[Data for this task start]
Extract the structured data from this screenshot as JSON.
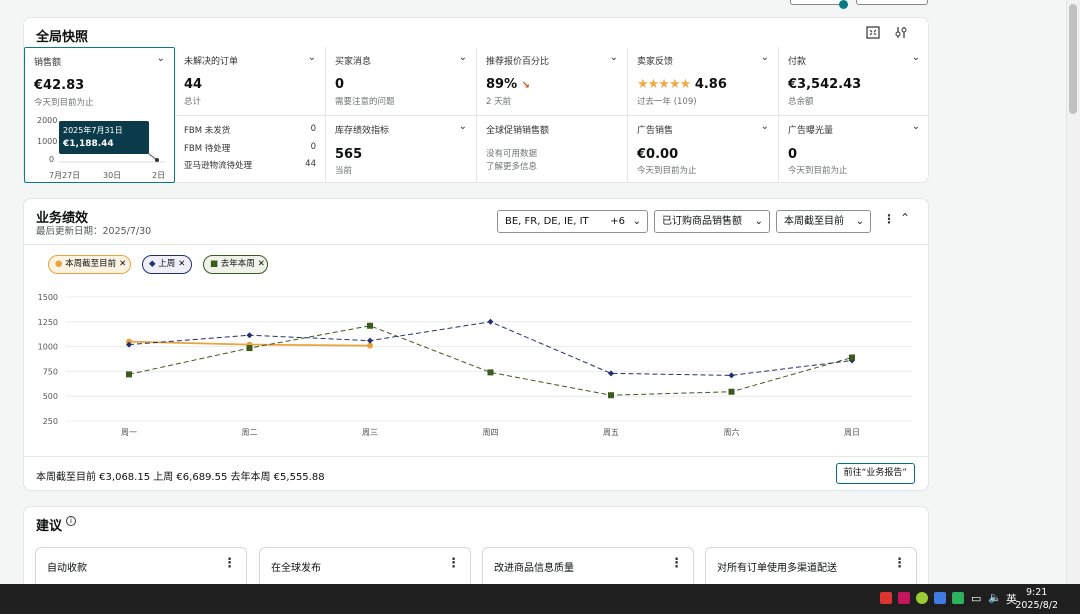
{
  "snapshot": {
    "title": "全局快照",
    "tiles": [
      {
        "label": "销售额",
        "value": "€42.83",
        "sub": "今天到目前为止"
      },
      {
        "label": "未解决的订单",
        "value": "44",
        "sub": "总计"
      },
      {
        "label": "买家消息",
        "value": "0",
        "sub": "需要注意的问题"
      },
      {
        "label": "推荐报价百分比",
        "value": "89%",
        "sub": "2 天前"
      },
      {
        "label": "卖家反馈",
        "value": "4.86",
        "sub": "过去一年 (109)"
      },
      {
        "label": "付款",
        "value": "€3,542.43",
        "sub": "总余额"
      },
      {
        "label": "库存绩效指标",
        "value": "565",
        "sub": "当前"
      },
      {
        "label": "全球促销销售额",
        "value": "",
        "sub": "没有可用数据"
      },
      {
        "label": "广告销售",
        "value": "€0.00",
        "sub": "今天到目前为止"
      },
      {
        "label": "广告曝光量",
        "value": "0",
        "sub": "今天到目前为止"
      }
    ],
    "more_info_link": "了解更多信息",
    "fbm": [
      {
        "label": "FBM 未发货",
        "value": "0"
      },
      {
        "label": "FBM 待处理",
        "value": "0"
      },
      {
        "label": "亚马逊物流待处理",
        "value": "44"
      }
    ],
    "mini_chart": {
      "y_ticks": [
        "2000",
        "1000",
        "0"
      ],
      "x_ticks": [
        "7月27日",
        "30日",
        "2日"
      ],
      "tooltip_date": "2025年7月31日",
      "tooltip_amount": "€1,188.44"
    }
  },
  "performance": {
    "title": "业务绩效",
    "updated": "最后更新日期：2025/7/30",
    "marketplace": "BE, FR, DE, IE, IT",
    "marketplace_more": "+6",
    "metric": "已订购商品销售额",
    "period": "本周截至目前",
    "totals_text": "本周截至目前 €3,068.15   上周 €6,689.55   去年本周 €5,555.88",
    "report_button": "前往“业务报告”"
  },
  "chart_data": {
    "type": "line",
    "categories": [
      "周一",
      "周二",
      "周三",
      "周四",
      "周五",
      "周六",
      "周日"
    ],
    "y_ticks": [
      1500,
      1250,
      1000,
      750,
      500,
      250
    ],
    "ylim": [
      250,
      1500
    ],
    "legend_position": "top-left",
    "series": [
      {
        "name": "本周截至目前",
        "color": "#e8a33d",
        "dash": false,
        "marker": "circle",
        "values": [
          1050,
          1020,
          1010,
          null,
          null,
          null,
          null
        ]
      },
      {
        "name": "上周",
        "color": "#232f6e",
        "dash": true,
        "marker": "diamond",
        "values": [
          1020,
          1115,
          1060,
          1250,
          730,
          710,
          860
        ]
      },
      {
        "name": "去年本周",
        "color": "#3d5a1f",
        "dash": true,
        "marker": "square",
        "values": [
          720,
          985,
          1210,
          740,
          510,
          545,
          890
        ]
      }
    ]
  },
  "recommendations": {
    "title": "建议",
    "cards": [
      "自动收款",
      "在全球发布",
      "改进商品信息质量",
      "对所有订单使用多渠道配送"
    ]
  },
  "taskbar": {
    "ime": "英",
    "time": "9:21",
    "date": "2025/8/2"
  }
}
[Data for this task end]
[Data for this task start]
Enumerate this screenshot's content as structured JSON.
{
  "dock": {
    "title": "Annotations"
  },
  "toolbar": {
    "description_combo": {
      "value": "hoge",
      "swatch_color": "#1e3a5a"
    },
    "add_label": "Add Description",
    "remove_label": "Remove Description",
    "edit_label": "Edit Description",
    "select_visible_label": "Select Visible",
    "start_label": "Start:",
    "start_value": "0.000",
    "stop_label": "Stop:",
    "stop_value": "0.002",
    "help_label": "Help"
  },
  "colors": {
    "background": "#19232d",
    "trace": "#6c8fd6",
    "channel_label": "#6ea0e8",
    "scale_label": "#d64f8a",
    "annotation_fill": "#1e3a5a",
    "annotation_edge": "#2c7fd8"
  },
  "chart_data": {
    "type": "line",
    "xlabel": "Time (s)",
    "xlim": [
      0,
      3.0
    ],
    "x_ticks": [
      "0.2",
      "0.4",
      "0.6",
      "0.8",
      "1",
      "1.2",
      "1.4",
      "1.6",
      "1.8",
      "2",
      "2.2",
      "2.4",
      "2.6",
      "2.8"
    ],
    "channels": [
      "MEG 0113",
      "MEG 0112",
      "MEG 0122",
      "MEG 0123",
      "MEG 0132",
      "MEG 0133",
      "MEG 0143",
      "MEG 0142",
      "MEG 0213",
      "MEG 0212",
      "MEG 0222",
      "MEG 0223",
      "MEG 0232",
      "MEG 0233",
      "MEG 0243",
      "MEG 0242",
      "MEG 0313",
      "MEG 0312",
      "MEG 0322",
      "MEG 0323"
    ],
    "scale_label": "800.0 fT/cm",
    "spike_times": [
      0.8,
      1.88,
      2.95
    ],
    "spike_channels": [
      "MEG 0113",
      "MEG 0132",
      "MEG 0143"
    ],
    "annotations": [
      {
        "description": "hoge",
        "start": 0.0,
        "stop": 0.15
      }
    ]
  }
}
[Data for this task end]
=== Aim of the task ===
Extract every line above that contains the word "去年本周".

=== The output ===
    "totals_text": "本周截至目前 €3,068.15   上周 €6,689.55   去年本周 €5,555.88",
        "name": "去年本周",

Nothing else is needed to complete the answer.